Information shown:
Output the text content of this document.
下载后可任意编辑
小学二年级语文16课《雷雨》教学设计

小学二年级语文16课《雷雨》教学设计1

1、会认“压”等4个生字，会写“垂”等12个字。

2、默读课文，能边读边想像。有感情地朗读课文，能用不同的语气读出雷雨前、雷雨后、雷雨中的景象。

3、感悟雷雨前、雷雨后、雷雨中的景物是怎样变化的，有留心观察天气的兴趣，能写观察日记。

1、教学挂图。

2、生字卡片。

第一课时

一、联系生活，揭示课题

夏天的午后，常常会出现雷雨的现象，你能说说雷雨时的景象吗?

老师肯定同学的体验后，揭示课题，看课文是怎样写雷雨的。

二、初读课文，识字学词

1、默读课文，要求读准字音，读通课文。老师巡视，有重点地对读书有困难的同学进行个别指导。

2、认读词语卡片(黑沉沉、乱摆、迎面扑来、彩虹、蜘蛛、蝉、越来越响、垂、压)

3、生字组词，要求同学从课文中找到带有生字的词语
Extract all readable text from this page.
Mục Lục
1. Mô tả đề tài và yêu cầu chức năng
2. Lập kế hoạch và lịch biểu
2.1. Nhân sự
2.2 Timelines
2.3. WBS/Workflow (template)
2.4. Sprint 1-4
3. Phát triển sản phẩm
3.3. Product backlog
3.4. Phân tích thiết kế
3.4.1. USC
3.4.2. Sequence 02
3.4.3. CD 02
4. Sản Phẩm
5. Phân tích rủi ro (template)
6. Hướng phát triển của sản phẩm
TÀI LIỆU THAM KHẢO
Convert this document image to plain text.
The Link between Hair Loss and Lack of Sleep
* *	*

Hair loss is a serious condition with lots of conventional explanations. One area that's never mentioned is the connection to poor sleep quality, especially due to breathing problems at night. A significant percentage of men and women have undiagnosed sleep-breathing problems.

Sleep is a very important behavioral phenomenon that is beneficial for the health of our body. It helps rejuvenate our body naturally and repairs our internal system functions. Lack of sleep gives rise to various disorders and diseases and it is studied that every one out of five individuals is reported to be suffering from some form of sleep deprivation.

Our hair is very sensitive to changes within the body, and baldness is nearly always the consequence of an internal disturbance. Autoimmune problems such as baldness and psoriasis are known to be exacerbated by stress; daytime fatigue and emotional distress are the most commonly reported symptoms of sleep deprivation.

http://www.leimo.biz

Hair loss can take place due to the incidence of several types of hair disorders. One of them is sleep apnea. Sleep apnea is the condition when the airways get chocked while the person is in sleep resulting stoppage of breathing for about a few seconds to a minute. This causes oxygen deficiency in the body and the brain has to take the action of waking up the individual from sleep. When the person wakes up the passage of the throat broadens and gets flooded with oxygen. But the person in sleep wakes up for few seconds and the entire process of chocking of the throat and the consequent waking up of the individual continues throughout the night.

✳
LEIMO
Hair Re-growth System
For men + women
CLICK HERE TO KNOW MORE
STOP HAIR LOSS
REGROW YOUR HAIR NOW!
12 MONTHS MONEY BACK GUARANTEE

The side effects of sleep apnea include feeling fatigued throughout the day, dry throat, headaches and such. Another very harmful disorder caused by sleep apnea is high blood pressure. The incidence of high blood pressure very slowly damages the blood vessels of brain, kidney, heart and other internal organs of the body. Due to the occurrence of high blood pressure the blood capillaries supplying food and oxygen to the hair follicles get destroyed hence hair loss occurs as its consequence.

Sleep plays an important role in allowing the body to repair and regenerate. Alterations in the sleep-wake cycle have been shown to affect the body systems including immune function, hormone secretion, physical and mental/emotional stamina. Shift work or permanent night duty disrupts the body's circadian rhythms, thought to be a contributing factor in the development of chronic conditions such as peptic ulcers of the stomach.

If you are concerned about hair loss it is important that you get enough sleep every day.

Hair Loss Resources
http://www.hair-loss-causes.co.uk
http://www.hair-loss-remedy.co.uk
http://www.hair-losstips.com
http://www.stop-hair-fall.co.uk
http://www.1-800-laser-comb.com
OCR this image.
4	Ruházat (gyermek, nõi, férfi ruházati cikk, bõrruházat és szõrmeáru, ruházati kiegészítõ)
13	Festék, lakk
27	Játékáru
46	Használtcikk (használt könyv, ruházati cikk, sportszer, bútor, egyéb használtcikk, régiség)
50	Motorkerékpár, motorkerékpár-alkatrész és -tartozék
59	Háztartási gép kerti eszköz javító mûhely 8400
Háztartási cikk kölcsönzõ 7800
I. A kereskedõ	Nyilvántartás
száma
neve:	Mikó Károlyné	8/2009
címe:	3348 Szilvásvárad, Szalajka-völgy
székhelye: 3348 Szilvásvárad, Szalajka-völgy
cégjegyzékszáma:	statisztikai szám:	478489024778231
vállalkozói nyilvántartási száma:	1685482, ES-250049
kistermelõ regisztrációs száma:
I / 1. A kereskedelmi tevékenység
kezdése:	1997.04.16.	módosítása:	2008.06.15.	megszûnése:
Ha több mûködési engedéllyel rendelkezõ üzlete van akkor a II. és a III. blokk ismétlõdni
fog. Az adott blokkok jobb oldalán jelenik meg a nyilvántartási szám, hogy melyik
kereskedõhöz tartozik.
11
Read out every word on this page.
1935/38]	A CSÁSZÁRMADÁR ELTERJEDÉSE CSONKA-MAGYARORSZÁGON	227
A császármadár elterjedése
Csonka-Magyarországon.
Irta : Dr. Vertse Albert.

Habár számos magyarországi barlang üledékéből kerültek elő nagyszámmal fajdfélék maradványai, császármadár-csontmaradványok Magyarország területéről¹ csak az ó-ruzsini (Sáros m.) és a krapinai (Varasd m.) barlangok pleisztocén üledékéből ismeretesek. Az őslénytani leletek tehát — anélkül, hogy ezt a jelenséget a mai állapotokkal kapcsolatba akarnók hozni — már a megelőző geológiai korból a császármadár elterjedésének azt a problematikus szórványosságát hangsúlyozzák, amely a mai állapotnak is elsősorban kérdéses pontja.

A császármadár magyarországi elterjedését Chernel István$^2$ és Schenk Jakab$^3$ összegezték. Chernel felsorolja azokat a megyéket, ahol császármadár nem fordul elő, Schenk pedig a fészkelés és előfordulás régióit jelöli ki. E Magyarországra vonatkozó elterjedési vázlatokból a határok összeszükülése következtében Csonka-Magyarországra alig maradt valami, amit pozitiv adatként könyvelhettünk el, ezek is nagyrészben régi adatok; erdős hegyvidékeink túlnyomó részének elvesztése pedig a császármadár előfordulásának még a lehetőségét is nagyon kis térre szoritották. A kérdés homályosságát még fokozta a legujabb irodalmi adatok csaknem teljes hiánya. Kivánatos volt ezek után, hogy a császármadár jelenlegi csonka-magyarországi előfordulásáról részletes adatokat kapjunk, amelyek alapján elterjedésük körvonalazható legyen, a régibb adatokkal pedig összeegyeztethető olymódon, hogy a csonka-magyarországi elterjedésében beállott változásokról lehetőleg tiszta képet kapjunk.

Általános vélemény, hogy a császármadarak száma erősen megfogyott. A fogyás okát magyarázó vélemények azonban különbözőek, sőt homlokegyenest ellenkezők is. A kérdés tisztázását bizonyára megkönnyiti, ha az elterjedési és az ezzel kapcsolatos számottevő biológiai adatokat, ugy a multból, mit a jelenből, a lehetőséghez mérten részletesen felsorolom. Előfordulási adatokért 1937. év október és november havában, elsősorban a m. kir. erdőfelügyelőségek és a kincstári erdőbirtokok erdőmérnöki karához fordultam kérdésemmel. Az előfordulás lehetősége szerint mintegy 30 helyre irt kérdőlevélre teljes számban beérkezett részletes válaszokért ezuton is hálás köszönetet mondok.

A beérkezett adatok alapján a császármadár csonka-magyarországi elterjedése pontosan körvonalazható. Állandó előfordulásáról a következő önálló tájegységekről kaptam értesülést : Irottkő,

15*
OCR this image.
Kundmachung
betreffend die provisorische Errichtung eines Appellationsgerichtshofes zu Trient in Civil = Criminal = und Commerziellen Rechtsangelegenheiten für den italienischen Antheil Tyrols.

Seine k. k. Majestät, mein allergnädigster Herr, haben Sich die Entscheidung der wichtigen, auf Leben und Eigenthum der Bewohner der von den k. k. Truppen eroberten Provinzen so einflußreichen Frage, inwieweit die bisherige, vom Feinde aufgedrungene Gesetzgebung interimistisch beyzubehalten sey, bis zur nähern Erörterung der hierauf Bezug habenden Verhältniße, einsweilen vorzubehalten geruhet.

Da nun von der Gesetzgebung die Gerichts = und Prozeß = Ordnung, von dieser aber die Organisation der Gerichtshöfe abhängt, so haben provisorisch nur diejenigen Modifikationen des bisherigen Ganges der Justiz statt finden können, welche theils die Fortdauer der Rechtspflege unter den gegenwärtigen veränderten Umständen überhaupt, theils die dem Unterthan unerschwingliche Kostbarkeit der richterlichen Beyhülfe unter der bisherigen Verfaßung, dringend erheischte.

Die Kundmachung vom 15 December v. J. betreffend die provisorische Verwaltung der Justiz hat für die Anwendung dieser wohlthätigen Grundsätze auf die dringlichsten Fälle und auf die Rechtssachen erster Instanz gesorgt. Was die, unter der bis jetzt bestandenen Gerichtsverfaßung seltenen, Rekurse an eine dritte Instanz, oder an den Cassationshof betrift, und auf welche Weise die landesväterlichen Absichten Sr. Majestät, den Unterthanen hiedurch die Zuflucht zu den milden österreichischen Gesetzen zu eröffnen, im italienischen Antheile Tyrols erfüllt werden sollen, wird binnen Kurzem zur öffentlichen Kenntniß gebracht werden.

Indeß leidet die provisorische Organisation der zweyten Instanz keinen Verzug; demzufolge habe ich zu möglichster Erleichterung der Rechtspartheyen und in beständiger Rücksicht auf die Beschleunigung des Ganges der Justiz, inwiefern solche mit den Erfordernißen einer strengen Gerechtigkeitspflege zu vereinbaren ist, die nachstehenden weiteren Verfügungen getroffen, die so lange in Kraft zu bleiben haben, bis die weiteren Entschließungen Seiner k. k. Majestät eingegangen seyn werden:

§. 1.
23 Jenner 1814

Job: Isolate the lines that hold the word "默读课文" and copy all of them.

Task response:
2、默读课文，能边读边想像。有感情地朗读课文，能用不同的语气读出雷雨前、雷雨后、雷雨中的景象。
1、默读课文，要求读准字音，读通课文。老师巡视，有重点地对读书有困难的同学进行个别指导。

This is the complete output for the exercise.